_Aim:_
Look through the listing below and give the number of lines that hold "this". Say nothing more.

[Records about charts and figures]
====================

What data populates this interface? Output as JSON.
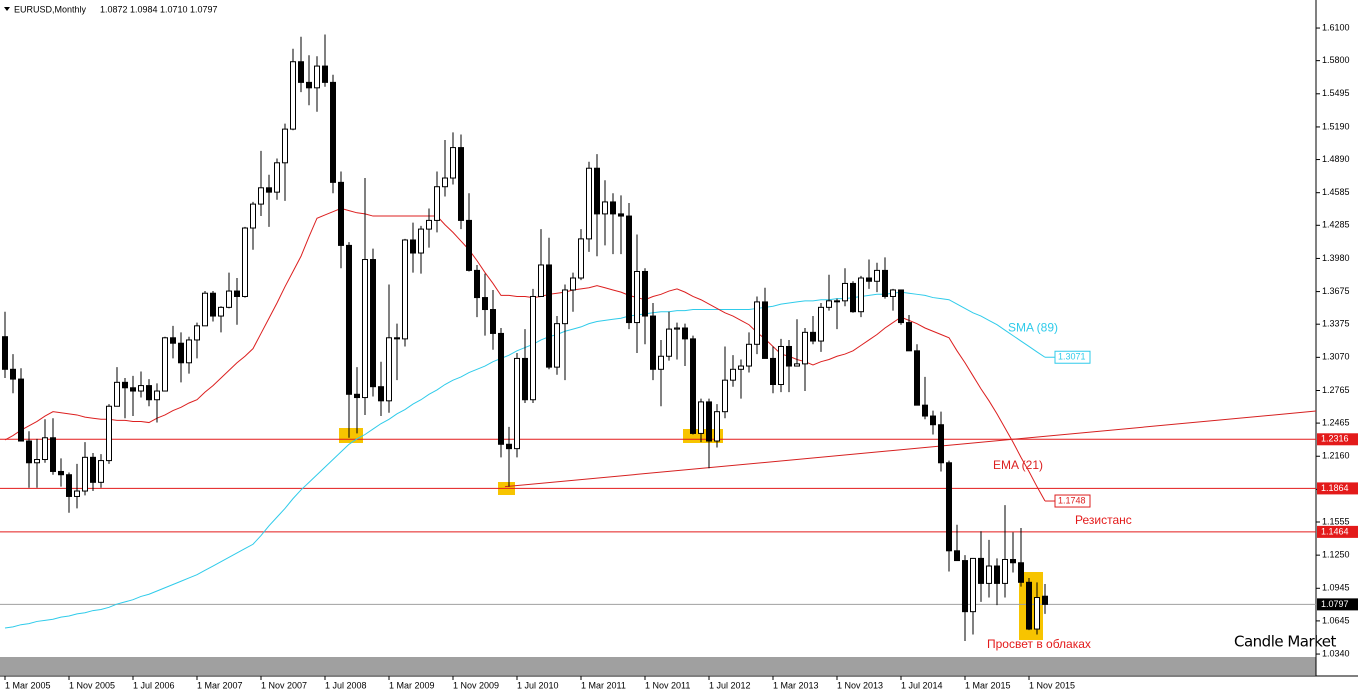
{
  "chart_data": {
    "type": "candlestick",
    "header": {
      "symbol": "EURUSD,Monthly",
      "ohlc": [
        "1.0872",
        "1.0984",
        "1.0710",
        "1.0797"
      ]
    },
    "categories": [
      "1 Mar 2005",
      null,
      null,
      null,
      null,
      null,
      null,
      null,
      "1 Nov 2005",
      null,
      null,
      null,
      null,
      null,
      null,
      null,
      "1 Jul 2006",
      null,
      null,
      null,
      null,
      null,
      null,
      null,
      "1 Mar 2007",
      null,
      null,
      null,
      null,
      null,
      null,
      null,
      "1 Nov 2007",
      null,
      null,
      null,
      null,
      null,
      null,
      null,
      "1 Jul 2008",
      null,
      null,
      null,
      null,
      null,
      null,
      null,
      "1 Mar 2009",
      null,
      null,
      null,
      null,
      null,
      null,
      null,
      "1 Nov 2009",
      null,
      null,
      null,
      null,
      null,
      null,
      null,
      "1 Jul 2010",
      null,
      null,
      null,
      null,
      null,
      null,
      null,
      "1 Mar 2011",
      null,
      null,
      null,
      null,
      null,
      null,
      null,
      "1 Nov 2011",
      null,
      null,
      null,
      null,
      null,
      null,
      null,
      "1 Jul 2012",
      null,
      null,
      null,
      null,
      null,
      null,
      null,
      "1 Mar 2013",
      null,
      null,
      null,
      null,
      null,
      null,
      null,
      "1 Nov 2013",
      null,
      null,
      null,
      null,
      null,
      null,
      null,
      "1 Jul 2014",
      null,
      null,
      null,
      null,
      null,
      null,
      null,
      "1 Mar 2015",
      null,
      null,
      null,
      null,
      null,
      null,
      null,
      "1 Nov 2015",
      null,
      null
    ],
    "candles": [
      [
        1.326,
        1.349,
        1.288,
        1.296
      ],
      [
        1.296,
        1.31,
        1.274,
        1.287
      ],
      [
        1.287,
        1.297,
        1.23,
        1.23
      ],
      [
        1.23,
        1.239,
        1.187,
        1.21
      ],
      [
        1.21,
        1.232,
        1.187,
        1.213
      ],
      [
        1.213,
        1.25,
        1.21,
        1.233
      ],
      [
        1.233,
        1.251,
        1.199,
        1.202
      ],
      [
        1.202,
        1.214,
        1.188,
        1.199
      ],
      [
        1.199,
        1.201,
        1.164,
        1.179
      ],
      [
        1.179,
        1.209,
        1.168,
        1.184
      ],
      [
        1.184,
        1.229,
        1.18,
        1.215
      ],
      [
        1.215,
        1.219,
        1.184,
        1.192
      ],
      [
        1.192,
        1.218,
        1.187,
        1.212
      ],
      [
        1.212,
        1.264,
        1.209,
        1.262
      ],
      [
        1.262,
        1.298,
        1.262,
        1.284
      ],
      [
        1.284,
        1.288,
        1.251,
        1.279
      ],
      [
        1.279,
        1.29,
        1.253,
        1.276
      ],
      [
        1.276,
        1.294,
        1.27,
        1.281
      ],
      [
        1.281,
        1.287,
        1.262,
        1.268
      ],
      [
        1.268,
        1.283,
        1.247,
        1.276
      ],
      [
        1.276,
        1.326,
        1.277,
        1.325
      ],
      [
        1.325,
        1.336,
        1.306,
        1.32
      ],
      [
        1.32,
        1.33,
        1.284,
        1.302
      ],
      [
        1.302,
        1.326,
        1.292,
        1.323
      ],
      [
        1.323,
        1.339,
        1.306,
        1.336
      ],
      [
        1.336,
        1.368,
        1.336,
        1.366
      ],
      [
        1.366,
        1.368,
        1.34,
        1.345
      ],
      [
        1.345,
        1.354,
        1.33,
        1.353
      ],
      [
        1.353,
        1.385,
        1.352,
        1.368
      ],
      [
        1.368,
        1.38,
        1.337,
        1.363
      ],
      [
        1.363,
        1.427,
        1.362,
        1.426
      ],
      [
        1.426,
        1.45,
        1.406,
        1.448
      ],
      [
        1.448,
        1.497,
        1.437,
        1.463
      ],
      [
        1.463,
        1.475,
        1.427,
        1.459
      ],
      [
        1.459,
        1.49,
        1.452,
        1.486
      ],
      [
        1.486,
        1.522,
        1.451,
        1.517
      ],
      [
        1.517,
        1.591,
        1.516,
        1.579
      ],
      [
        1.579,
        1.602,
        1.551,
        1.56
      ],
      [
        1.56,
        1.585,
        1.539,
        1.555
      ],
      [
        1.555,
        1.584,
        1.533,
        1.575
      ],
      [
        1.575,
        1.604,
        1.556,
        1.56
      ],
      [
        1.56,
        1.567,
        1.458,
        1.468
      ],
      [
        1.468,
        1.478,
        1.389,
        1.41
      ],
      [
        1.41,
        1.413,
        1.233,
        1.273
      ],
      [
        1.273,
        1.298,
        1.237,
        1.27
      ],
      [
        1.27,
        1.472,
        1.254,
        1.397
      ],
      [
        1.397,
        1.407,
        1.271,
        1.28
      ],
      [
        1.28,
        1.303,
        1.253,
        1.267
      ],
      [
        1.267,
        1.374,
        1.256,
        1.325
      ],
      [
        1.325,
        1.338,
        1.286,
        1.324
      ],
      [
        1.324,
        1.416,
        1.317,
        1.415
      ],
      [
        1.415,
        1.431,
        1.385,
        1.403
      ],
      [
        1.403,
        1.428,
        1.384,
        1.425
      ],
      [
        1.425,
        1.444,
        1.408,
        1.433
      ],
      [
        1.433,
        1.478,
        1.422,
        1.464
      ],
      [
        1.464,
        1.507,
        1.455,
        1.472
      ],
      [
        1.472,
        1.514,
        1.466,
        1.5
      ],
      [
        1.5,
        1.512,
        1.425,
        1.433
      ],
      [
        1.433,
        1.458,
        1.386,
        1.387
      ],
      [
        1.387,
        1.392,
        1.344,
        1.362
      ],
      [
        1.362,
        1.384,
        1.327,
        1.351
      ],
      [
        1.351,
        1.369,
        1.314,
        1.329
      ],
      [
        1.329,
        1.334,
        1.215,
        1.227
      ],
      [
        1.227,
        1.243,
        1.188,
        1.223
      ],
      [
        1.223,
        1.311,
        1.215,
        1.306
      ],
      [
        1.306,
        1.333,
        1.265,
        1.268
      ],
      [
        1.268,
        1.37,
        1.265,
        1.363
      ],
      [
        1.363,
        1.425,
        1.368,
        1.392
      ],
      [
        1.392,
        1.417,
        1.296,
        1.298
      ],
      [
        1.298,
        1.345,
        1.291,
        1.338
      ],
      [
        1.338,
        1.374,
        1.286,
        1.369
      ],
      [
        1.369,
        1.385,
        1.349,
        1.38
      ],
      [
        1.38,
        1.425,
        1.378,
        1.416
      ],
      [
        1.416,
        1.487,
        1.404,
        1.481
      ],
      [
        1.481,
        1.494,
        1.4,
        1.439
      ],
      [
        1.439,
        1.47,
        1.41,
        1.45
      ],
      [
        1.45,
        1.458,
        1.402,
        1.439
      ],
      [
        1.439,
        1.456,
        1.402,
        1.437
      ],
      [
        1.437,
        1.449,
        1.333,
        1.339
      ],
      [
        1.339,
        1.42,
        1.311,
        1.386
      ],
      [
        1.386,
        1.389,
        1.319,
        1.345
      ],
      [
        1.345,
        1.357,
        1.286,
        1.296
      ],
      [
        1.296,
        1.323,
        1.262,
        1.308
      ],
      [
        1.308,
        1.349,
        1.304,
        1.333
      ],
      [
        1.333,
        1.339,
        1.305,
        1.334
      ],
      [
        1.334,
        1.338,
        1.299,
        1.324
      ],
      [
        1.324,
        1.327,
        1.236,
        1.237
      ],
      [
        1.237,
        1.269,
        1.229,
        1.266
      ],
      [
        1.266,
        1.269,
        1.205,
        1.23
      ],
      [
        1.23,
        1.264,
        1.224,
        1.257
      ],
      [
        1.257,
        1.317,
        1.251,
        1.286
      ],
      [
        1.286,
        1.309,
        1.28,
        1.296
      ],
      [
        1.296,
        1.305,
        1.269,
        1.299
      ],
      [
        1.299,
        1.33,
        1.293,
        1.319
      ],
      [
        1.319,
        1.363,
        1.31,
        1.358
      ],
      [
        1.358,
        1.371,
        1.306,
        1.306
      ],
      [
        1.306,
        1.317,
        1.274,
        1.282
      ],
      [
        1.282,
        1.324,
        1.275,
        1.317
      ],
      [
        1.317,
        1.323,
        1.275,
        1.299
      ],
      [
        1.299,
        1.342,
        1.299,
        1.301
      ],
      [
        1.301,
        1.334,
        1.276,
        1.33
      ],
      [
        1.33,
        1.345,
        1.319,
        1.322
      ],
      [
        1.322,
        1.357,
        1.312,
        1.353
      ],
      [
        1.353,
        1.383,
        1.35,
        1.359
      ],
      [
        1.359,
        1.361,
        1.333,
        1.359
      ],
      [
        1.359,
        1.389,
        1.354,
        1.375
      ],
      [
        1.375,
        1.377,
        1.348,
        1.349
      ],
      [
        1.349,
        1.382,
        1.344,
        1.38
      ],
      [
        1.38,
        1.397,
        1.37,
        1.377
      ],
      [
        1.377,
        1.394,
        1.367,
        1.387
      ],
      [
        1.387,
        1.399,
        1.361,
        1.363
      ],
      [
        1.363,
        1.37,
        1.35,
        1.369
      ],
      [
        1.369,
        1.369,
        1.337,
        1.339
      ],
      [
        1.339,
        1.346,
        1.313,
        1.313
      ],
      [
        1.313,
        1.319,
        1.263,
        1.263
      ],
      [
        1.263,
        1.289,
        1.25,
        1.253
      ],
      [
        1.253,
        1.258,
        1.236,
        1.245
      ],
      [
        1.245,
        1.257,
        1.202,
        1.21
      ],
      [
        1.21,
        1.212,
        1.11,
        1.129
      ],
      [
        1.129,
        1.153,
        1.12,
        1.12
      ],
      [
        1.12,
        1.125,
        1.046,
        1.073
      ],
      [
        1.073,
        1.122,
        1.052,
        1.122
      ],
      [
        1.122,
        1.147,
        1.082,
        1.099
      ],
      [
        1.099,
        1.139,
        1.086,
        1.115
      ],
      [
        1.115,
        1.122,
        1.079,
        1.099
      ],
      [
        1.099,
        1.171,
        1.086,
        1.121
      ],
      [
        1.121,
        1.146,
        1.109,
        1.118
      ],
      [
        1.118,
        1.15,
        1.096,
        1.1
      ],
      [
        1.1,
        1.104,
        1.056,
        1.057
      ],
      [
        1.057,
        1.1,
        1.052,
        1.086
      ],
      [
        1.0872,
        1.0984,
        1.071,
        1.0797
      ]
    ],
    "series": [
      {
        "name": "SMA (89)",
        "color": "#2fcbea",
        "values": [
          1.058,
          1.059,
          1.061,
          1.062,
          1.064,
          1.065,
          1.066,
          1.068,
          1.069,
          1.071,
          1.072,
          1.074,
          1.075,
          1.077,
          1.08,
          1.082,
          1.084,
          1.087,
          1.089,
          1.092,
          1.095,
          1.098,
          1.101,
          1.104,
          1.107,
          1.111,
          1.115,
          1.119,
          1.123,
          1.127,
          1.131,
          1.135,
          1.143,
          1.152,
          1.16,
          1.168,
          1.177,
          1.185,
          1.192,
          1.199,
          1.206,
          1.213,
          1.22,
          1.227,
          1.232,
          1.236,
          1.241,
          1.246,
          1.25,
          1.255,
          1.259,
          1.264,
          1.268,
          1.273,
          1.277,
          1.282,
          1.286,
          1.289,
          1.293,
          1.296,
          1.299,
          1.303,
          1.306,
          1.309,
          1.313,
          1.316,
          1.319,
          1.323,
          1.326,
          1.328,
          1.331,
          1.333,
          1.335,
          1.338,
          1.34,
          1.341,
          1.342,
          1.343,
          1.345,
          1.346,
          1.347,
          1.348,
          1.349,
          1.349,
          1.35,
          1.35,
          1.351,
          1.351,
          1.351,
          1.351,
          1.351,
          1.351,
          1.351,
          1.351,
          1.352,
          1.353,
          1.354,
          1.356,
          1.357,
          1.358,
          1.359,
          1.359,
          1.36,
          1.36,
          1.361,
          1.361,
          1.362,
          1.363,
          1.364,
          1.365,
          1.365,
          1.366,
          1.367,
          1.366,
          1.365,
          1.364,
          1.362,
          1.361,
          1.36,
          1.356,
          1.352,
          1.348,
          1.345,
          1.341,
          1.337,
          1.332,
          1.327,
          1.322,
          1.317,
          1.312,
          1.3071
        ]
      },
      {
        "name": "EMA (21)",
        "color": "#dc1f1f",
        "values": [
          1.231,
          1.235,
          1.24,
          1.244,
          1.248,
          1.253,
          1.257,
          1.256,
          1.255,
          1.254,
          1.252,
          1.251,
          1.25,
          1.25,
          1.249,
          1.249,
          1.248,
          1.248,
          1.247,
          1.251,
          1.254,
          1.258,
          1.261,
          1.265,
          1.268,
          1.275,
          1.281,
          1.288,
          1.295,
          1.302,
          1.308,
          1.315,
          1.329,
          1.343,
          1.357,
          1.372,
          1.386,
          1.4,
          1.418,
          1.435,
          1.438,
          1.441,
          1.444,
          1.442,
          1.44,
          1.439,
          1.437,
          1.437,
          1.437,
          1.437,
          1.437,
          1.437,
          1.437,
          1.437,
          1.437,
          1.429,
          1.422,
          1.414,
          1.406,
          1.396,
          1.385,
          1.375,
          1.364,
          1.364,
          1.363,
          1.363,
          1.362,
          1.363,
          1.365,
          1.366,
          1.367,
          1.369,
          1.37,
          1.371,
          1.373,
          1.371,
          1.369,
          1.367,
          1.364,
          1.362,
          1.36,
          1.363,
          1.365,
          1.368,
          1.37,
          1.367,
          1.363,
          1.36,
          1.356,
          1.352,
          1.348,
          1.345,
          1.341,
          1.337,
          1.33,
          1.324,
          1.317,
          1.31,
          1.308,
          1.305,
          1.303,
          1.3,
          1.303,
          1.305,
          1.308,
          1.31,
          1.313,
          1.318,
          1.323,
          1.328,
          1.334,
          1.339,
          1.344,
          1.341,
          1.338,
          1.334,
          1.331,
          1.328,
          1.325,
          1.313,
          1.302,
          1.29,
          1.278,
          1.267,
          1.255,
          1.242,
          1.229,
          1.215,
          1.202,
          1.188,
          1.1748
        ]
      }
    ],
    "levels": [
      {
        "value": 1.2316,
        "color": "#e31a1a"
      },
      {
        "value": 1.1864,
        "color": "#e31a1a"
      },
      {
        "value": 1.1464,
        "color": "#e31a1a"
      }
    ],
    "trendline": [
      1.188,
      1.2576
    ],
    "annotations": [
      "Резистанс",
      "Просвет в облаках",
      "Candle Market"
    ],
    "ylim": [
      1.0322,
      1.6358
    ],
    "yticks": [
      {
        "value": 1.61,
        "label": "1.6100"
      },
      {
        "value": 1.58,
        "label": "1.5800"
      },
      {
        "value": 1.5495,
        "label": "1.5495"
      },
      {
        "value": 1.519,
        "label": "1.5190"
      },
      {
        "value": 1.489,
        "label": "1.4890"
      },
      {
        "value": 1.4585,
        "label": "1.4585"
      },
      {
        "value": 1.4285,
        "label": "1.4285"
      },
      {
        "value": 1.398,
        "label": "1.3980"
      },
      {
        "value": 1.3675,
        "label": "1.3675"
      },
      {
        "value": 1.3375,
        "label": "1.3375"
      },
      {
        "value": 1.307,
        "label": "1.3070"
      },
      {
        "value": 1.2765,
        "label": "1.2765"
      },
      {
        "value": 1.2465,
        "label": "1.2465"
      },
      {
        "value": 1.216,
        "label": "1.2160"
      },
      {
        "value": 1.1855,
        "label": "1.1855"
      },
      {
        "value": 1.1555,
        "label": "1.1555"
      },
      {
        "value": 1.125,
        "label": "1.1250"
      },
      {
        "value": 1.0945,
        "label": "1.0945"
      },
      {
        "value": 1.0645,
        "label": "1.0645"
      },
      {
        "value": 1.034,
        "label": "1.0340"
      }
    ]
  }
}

====================

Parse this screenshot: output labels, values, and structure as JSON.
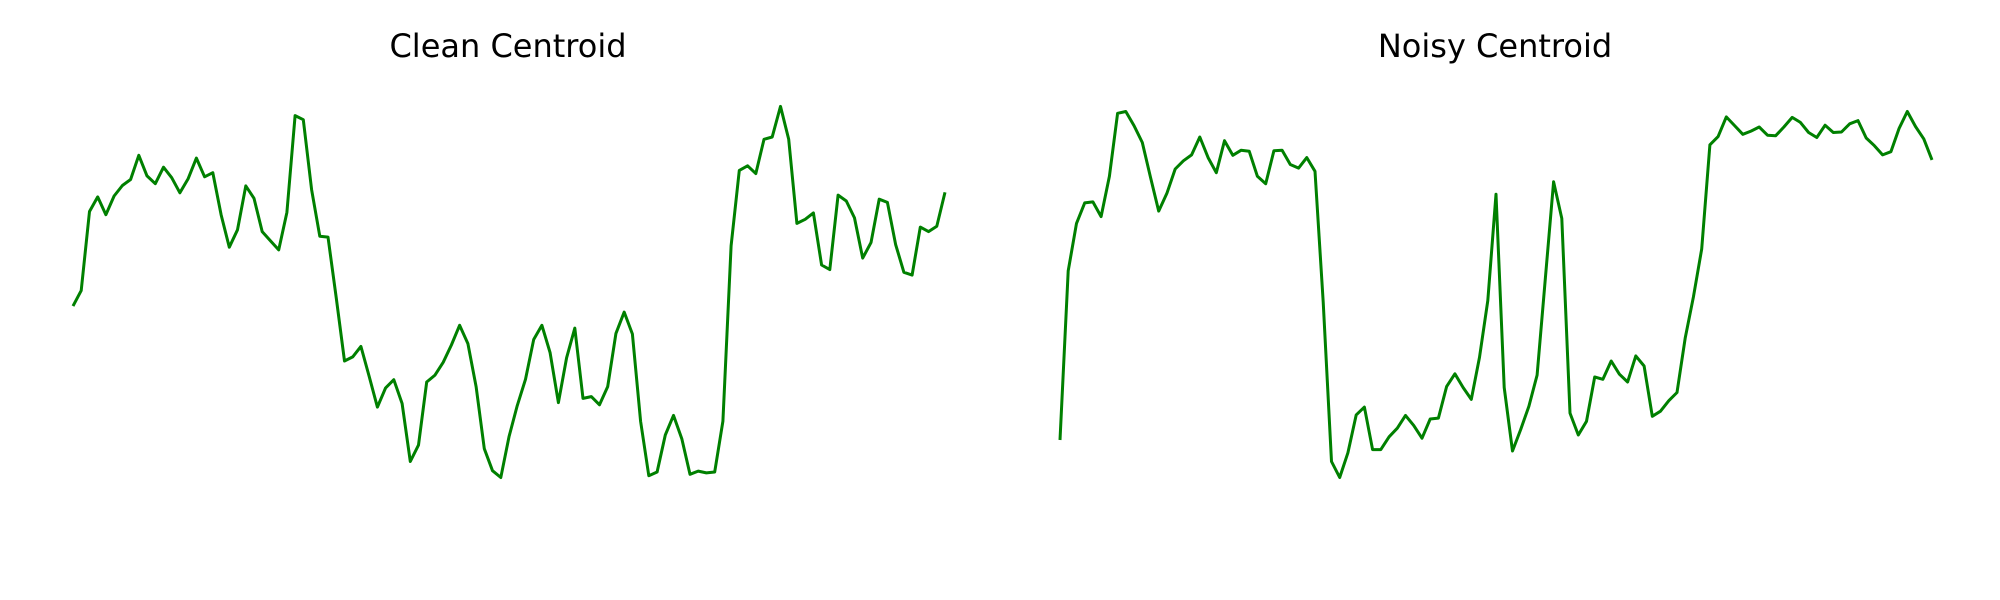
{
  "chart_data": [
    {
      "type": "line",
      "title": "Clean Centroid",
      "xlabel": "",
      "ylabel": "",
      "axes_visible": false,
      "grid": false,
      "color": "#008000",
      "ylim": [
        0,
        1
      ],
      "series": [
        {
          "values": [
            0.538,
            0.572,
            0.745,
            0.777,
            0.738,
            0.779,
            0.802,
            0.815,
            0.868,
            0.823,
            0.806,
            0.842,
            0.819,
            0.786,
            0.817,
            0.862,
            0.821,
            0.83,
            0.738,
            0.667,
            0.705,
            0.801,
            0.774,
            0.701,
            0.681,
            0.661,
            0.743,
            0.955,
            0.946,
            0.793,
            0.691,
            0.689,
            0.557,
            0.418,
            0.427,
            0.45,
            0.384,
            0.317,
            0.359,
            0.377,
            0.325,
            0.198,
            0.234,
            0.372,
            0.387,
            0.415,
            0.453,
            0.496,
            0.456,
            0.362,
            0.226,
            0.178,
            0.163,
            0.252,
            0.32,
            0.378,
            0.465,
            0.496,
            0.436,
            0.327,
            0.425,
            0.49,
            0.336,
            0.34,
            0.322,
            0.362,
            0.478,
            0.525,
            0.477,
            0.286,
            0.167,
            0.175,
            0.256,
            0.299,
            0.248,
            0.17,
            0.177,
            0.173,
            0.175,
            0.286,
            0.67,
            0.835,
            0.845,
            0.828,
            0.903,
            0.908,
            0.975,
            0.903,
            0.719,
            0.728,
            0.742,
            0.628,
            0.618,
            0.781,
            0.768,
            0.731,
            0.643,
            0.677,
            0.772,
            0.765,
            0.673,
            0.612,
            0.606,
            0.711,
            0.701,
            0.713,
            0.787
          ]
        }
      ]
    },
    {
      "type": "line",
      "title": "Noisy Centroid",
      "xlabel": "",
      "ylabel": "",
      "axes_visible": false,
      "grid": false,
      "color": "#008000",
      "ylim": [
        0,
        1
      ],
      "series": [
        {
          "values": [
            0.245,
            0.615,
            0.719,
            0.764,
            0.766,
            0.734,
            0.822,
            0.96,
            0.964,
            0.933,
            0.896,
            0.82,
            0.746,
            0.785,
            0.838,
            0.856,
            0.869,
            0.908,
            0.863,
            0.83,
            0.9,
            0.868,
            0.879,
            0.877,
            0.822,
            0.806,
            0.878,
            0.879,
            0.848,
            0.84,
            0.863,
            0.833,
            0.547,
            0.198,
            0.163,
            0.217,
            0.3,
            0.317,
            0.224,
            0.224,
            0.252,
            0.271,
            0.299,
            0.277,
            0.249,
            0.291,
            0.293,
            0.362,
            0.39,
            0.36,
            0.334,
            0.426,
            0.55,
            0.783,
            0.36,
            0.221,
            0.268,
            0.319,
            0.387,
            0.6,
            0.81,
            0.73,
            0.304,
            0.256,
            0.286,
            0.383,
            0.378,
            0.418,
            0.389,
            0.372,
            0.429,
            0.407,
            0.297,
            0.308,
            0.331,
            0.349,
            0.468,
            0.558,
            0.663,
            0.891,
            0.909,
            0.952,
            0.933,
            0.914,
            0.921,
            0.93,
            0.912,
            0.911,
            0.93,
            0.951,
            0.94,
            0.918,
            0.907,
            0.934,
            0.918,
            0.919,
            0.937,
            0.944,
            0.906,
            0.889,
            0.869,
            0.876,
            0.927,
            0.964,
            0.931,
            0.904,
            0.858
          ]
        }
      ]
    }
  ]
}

====================

_Reply:_
2